Collected data entries
------------------------------------------------------------------------
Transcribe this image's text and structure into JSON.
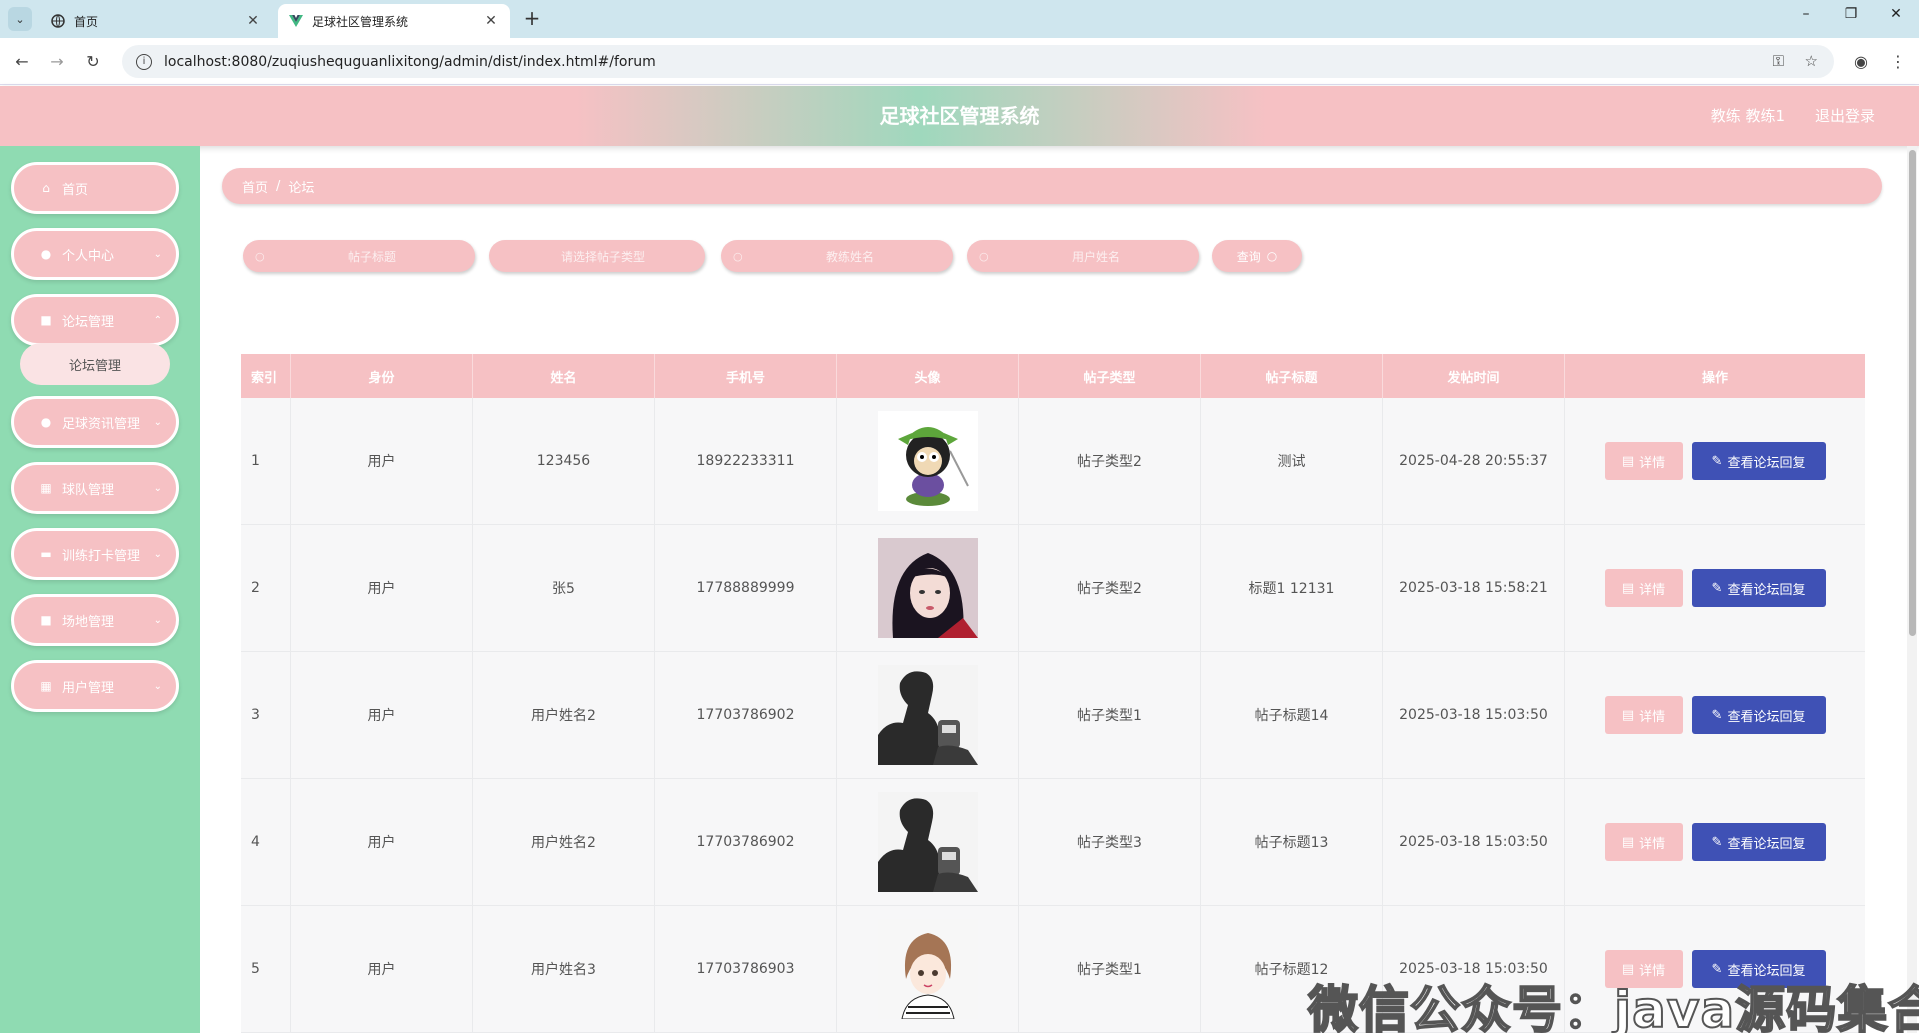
{
  "browser": {
    "tabs": [
      {
        "title": "首页",
        "active": false
      },
      {
        "title": "足球社区管理系统",
        "active": true
      }
    ],
    "url": "localhost:8080/zuqiushequguanlixitong/admin/dist/index.html#/forum"
  },
  "header": {
    "title": "足球社区管理系统",
    "user": "教练 教练1",
    "logout": "退出登录"
  },
  "sidebar": {
    "items": [
      {
        "label": "首页",
        "icon": "home-icon"
      },
      {
        "label": "个人中心",
        "icon": "user-icon"
      },
      {
        "label": "论坛管理",
        "icon": "clipboard-icon"
      },
      {
        "label": "足球资讯管理",
        "icon": "bulb-icon"
      },
      {
        "label": "球队管理",
        "icon": "grid-icon"
      },
      {
        "label": "训练打卡管理",
        "icon": "briefcase-icon"
      },
      {
        "label": "场地管理",
        "icon": "clipboard-icon"
      },
      {
        "label": "用户管理",
        "icon": "grid-icon"
      }
    ],
    "submenu": {
      "label": "论坛管理"
    }
  },
  "breadcrumb": {
    "home": "首页",
    "current": "论坛"
  },
  "search": {
    "fields": [
      {
        "placeholder": "帖子标题"
      },
      {
        "placeholder": "请选择帖子类型"
      },
      {
        "placeholder": "教练姓名"
      },
      {
        "placeholder": "用户姓名"
      }
    ],
    "button": "查询"
  },
  "table": {
    "headers": [
      "索引",
      "身份",
      "姓名",
      "手机号",
      "头像",
      "帖子类型",
      "帖子标题",
      "发帖时间",
      "操作"
    ],
    "rows": [
      {
        "index": "1",
        "role": "用户",
        "name": "123456",
        "phone": "18922233311",
        "avatar": "cartoon-avatar",
        "type": "帖子类型2",
        "title": "测试",
        "time": "2025-04-28 20:55:37"
      },
      {
        "index": "2",
        "role": "用户",
        "name": "张5",
        "phone": "17788889999",
        "avatar": "girl-photo-avatar",
        "type": "帖子类型2",
        "title": "标题1 12131",
        "time": "2025-03-18 15:58:21"
      },
      {
        "index": "3",
        "role": "用户",
        "name": "用户姓名2",
        "phone": "17703786902",
        "avatar": "silhouette-avatar",
        "type": "帖子类型1",
        "title": "帖子标题14",
        "time": "2025-03-18 15:03:50"
      },
      {
        "index": "4",
        "role": "用户",
        "name": "用户姓名2",
        "phone": "17703786902",
        "avatar": "silhouette-avatar",
        "type": "帖子类型3",
        "title": "帖子标题13",
        "time": "2025-03-18 15:03:50"
      },
      {
        "index": "5",
        "role": "用户",
        "name": "用户姓名3",
        "phone": "17703786903",
        "avatar": "sketch-girl-avatar",
        "type": "帖子类型1",
        "title": "帖子标题12",
        "time": "2025-03-18 15:03:50"
      }
    ],
    "detail_label": "详情",
    "reply_label": "查看论坛回复"
  },
  "watermark": "微信公众号：java源码集合",
  "colors": {
    "pink": "#f6c1c4",
    "green": "#8fdbb2",
    "blue": "#3f51b5"
  }
}
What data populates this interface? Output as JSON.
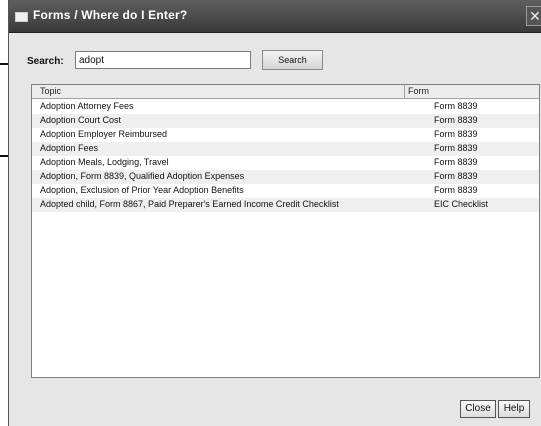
{
  "window": {
    "title": "Forms / Where do I Enter?",
    "close_glyph": "✕"
  },
  "search": {
    "label": "Search:",
    "value": "adopt",
    "button_label": "Search"
  },
  "table": {
    "columns": [
      "Topic",
      "Form"
    ],
    "rows": [
      {
        "topic": "Adoption Attorney Fees",
        "form": "Form 8839"
      },
      {
        "topic": "Adoption Court Cost",
        "form": "Form 8839"
      },
      {
        "topic": "Adoption Employer Reimbursed",
        "form": "Form 8839"
      },
      {
        "topic": "Adoption Fees",
        "form": "Form 8839"
      },
      {
        "topic": "Adoption Meals, Lodging, Travel",
        "form": "Form 8839"
      },
      {
        "topic": "Adoption, Form 8839, Qualified Adoption Expenses",
        "form": "Form 8839"
      },
      {
        "topic": "Adoption, Exclusion of Prior Year Adoption Benefits",
        "form": "Form 8839"
      },
      {
        "topic": "Adopted child, Form 8867, Paid Preparer's Earned Income Credit Checklist",
        "form": "EIC Checklist"
      }
    ]
  },
  "footer": {
    "close_label": "Close",
    "help_label": "Help"
  }
}
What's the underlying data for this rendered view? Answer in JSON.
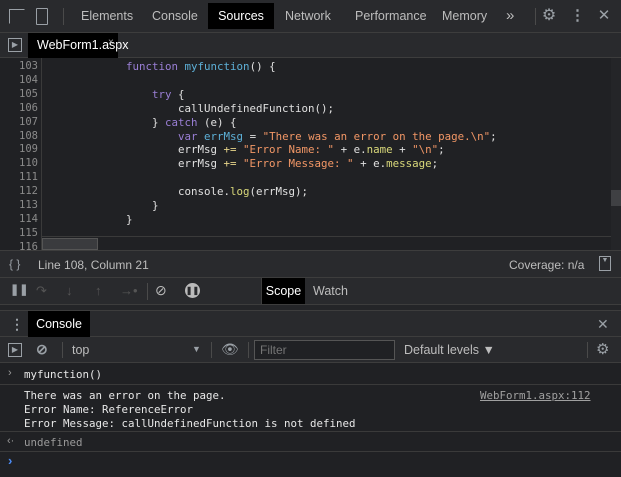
{
  "toolbar": {
    "tabs": [
      "Elements",
      "Console",
      "Sources",
      "Network",
      "Performance",
      "Memory"
    ],
    "active_tab": "Sources",
    "more": "»"
  },
  "editor": {
    "file_tab": "WebForm1.aspx",
    "line_numbers": [
      "103",
      "104",
      "105",
      "106",
      "107",
      "108",
      "109",
      "110",
      "111",
      "112",
      "113",
      "114",
      "115",
      "116"
    ],
    "lines": [
      [
        [
          "            ",
          ""
        ],
        [
          "function",
          "kw"
        ],
        [
          " ",
          ""
        ],
        [
          "myfunction",
          "def"
        ],
        [
          "() {",
          ""
        ]
      ],
      [],
      [
        [
          "                ",
          ""
        ],
        [
          "try",
          "kw"
        ],
        [
          " {",
          ""
        ]
      ],
      [
        [
          "                    callUndefinedFunction();",
          ""
        ]
      ],
      [
        [
          "                } ",
          ""
        ],
        [
          "catch",
          "kw"
        ],
        [
          " (e) {",
          ""
        ]
      ],
      [
        [
          "                    ",
          ""
        ],
        [
          "var",
          "kw"
        ],
        [
          " ",
          ""
        ],
        [
          "errMsg",
          "def"
        ],
        [
          " = ",
          ""
        ],
        [
          "\"There was an error on the page.\\n\"",
          "str"
        ],
        [
          ";",
          ""
        ]
      ],
      [
        [
          "                    errMsg ",
          ""
        ],
        [
          "+=",
          "op"
        ],
        [
          " ",
          ""
        ],
        [
          "\"Error Name: \"",
          "str"
        ],
        [
          " + e.",
          ""
        ],
        [
          "name",
          "prop"
        ],
        [
          " + ",
          ""
        ],
        [
          "\"\\n\"",
          "str"
        ],
        [
          ";",
          ""
        ]
      ],
      [
        [
          "                    errMsg ",
          ""
        ],
        [
          "+=",
          "op"
        ],
        [
          " ",
          ""
        ],
        [
          "\"Error Message: \"",
          "str"
        ],
        [
          " + e.",
          ""
        ],
        [
          "message",
          "prop"
        ],
        [
          ";",
          ""
        ]
      ],
      [],
      [
        [
          "                    console.",
          ""
        ],
        [
          "log",
          "prop"
        ],
        [
          "(errMsg);",
          ""
        ]
      ],
      [
        [
          "                }",
          ""
        ]
      ],
      [
        [
          "            }",
          ""
        ]
      ],
      [],
      []
    ]
  },
  "status": {
    "position": "Line 108, Column 21",
    "coverage": "Coverage: n/a"
  },
  "sidebar_tabs": {
    "scope": "Scope",
    "watch": "Watch"
  },
  "drawer": {
    "tab": "Console"
  },
  "console_toolbar": {
    "context": "top",
    "filter_placeholder": "Filter",
    "levels": "Default levels ▼"
  },
  "console": {
    "input": "myfunction()",
    "output": [
      "There was an error on the page.",
      "Error Name: ReferenceError",
      "Error Message: callUndefinedFunction is not defined"
    ],
    "source_link": "WebForm1.aspx:112",
    "result": "undefined"
  }
}
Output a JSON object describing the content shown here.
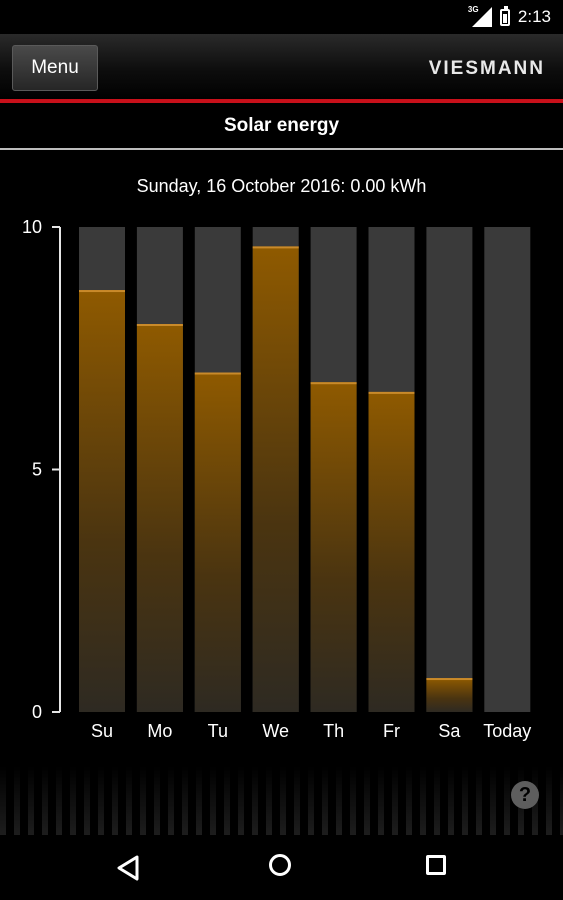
------------------------------------------------------------------------
Task to carry out
Strip out the pictures and quote the remaining data word for word.

Exercise answer
Transcribe this image's text and structure into JSON.
{
  "browser": {
    "tabs": [
      {
        "title": "首页",
        "active": false
      },
      {
        "title": "足球社区管理系统",
        "active": true
      }
    ],
    "url": "localhost:8080/zuqiushequguanlixitong/admin/dist/index.html#/forum"
  },
  "header": {
    "title": "足球社区管理系统",
    "user": "教练 教练1",
    "logout": "退出登录"
  },
  "sidebar": {
    "items": [
      {
        "label": "首页",
        "icon": "home-icon"
      },
      {
        "label": "个人中心",
        "icon": "user-icon"
      },
      {
        "label": "论坛管理",
        "icon": "clipboard-icon"
      },
      {
        "label": "足球资讯管理",
        "icon": "bulb-icon"
      },
      {
        "label": "球队管理",
        "icon": "grid-icon"
      },
      {
        "label": "训练打卡管理",
        "icon": "briefcase-icon"
      },
      {
        "label": "场地管理",
        "icon": "clipboard-icon"
      },
      {
        "label": "用户管理",
        "icon": "grid-icon"
      }
    ],
    "submenu": {
      "label": "论坛管理"
    }
  },
  "breadcrumb": {
    "home": "首页",
    "current": "论坛"
  },
  "search": {
    "fields": [
      {
        "placeholder": "帖子标题"
      },
      {
        "placeholder": "请选择帖子类型"
      },
      {
        "placeholder": "教练姓名"
      },
      {
        "placeholder": "用户姓名"
      }
    ],
    "button": "查询"
  },
  "table": {
    "headers": [
      "索引",
      "身份",
      "姓名",
      "手机号",
      "头像",
      "帖子类型",
      "帖子标题",
      "发帖时间",
      "操作"
    ],
    "rows": [
      {
        "index": "1",
        "role": "用户",
        "name": "123456",
        "phone": "18922233311",
        "avatar": "cartoon-avatar",
        "type": "帖子类型2",
        "title": "测试",
        "time": "2025-04-28 20:55:37"
      },
      {
        "index": "2",
        "role": "用户",
        "name": "张5",
        "phone": "17788889999",
        "avatar": "girl-photo-avatar",
        "type": "帖子类型2",
        "title": "标题1 12131",
        "time": "2025-03-18 15:58:21"
      },
      {
        "index": "3",
        "role": "用户",
        "name": "用户姓名2",
        "phone": "17703786902",
        "avatar": "silhouette-avatar",
        "type": "帖子类型1",
        "title": "帖子标题14",
        "time": "2025-03-18 15:03:50"
      },
      {
        "index": "4",
        "role": "用户",
        "name": "用户姓名2",
        "phone": "17703786902",
        "avatar": "silhouette-avatar",
        "type": "帖子类型3",
        "title": "帖子标题13",
        "time": "2025-03-18 15:03:50"
      },
      {
        "index": "5",
        "role": "用户",
        "name": "用户姓名3",
        "phone": "17703786903",
        "avatar": "sketch-girl-avatar",
        "type": "帖子类型1",
        "title": "帖子标题12",
        "time": "2025-03-18 15:03:50"
      }
    ],
    "detail_label": "详情",
    "reply_label": "查看论坛回复"
  },
  "watermark": "微信公众号：java源码集合",
  "colors": {
    "pink": "#f6c1c4",
    "green": "#8fdbb2",
    "blue": "#3f51b5"
  }
}
What data populates this interface? Output as JSON.
{
  "window": {
    "title": "Forms / Where do I Enter?",
    "close_glyph": "✕"
  },
  "search": {
    "label": "Search:",
    "value": "adopt",
    "button_label": "Search"
  },
  "table": {
    "columns": [
      "Topic",
      "Form"
    ],
    "rows": [
      {
        "topic": "Adoption Attorney Fees",
        "form": "Form 8839"
      },
      {
        "topic": "Adoption Court Cost",
        "form": "Form 8839"
      },
      {
        "topic": "Adoption Employer Reimbursed",
        "form": "Form 8839"
      },
      {
        "topic": "Adoption Fees",
        "form": "Form 8839"
      },
      {
        "topic": "Adoption Meals, Lodging, Travel",
        "form": "Form 8839"
      },
      {
        "topic": "Adoption, Form 8839, Qualified Adoption Expenses",
        "form": "Form 8839"
      },
      {
        "topic": "Adoption, Exclusion of Prior Year Adoption Benefits",
        "form": "Form 8839"
      },
      {
        "topic": "Adopted child, Form 8867, Paid Preparer's Earned Income Credit Checklist",
        "form": "EIC Checklist"
      }
    ]
  },
  "footer": {
    "close_label": "Close",
    "help_label": "Help"
  }
}
What's the underlying data for this rendered view? Answer in JSON.
{
  "toolbar": {
    "tabs": [
      "Elements",
      "Console",
      "Sources",
      "Network",
      "Performance",
      "Memory"
    ],
    "active_tab": "Sources",
    "more": "»"
  },
  "editor": {
    "file_tab": "WebForm1.aspx",
    "line_numbers": [
      "103",
      "104",
      "105",
      "106",
      "107",
      "108",
      "109",
      "110",
      "111",
      "112",
      "113",
      "114",
      "115",
      "116"
    ],
    "lines": [
      [
        [
          "            ",
          ""
        ],
        [
          "function",
          "kw"
        ],
        [
          " ",
          ""
        ],
        [
          "myfunction",
          "def"
        ],
        [
          "() {",
          ""
        ]
      ],
      [],
      [
        [
          "                ",
          ""
        ],
        [
          "try",
          "kw"
        ],
        [
          " {",
          ""
        ]
      ],
      [
        [
          "                    callUndefinedFunction();",
          ""
        ]
      ],
      [
        [
          "                } ",
          ""
        ],
        [
          "catch",
          "kw"
        ],
        [
          " (e) {",
          ""
        ]
      ],
      [
        [
          "                    ",
          ""
        ],
        [
          "var",
          "kw"
        ],
        [
          " ",
          ""
        ],
        [
          "errMsg",
          "def"
        ],
        [
          " = ",
          ""
        ],
        [
          "\"There was an error on the page.\\n\"",
          "str"
        ],
        [
          ";",
          ""
        ]
      ],
      [
        [
          "                    errMsg ",
          ""
        ],
        [
          "+=",
          "op"
        ],
        [
          " ",
          ""
        ],
        [
          "\"Error Name: \"",
          "str"
        ],
        [
          " + e.",
          ""
        ],
        [
          "name",
          "prop"
        ],
        [
          " + ",
          ""
        ],
        [
          "\"\\n\"",
          "str"
        ],
        [
          ";",
          ""
        ]
      ],
      [
        [
          "                    errMsg ",
          ""
        ],
        [
          "+=",
          "op"
        ],
        [
          " ",
          ""
        ],
        [
          "\"Error Message: \"",
          "str"
        ],
        [
          " + e.",
          ""
        ],
        [
          "message",
          "prop"
        ],
        [
          ";",
          ""
        ]
      ],
      [],
      [
        [
          "                    console.",
          ""
        ],
        [
          "log",
          "prop"
        ],
        [
          "(errMsg);",
          ""
        ]
      ],
      [
        [
          "                }",
          ""
        ]
      ],
      [
        [
          "            }",
          ""
        ]
      ],
      [],
      []
    ]
  },
  "status": {
    "position": "Line 108, Column 21",
    "coverage": "Coverage: n/a"
  },
  "sidebar_tabs": {
    "scope": "Scope",
    "watch": "Watch"
  },
  "drawer": {
    "tab": "Console"
  },
  "console_toolbar": {
    "context": "top",
    "filter_placeholder": "Filter",
    "levels": "Default levels ▼"
  },
  "console": {
    "input": "myfunction()",
    "output": [
      "There was an error on the page.",
      "Error Name: ReferenceError",
      "Error Message: callUndefinedFunction is not defined"
    ],
    "source_link": "WebForm1.aspx:112",
    "result": "undefined"
  }
}
Output a JSON object describing the content shown here.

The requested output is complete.